Figure dataset records
====================

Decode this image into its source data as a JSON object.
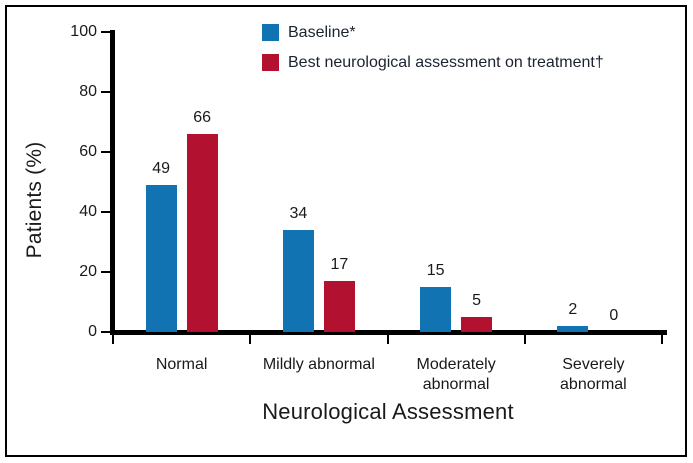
{
  "figure": {
    "background": "#ffffff",
    "border_color": "#000000",
    "axis_color": "#000000",
    "text_color": "#1a1a1a"
  },
  "chart_data": {
    "type": "bar",
    "title": "",
    "xlabel": "Neurological Assessment",
    "ylabel": "Patients (%)",
    "categories": [
      "Normal",
      "Mildly abnormal",
      "Moderately abnormal",
      "Severely abnormal"
    ],
    "series": [
      {
        "name": "Baseline*",
        "color": "#1173B2",
        "values": [
          49,
          34,
          15,
          2
        ]
      },
      {
        "name": "Best neurological assessment on treatment†",
        "color": "#B2122F",
        "values": [
          66,
          17,
          5,
          0
        ]
      }
    ],
    "ylim": [
      0,
      100
    ],
    "yticks": [
      0,
      20,
      40,
      60,
      80,
      100
    ],
    "grid": false,
    "bar_value_labels": true,
    "legend_position": "top-center"
  }
}
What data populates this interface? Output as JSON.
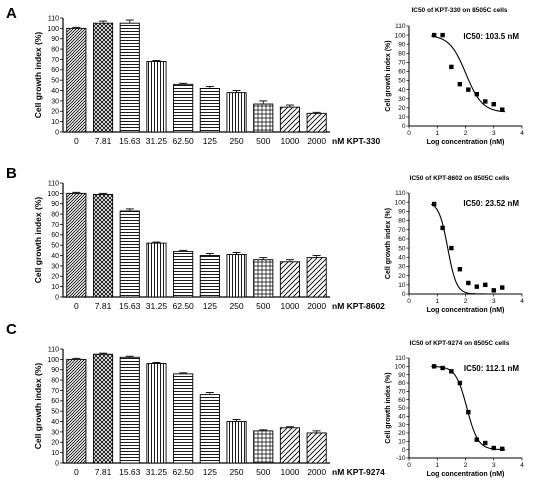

====================

Would you return the records exactly as written, minus any image?

## [EXERCISE ANSWER]
Decode this image into its source data as a JSON object.
{
  "figure": {
    "background": "#ffffff",
    "border_color": "#000000",
    "axis_color": "#000000",
    "text_color": "#1a1a1a"
  },
  "chart_data": {
    "type": "bar",
    "title": "",
    "xlabel": "Neurological Assessment",
    "ylabel": "Patients (%)",
    "categories": [
      "Normal",
      "Mildly abnormal",
      "Moderately abnormal",
      "Severely abnormal"
    ],
    "series": [
      {
        "name": "Baseline*",
        "color": "#1173B2",
        "values": [
          49,
          34,
          15,
          2
        ]
      },
      {
        "name": "Best neurological assessment on treatment†",
        "color": "#B2122F",
        "values": [
          66,
          17,
          5,
          0
        ]
      }
    ],
    "ylim": [
      0,
      100
    ],
    "yticks": [
      0,
      20,
      40,
      60,
      80,
      100
    ],
    "grid": false,
    "bar_value_labels": true,
    "legend_position": "top-center"
  }
}
What data populates this interface? Output as JSON.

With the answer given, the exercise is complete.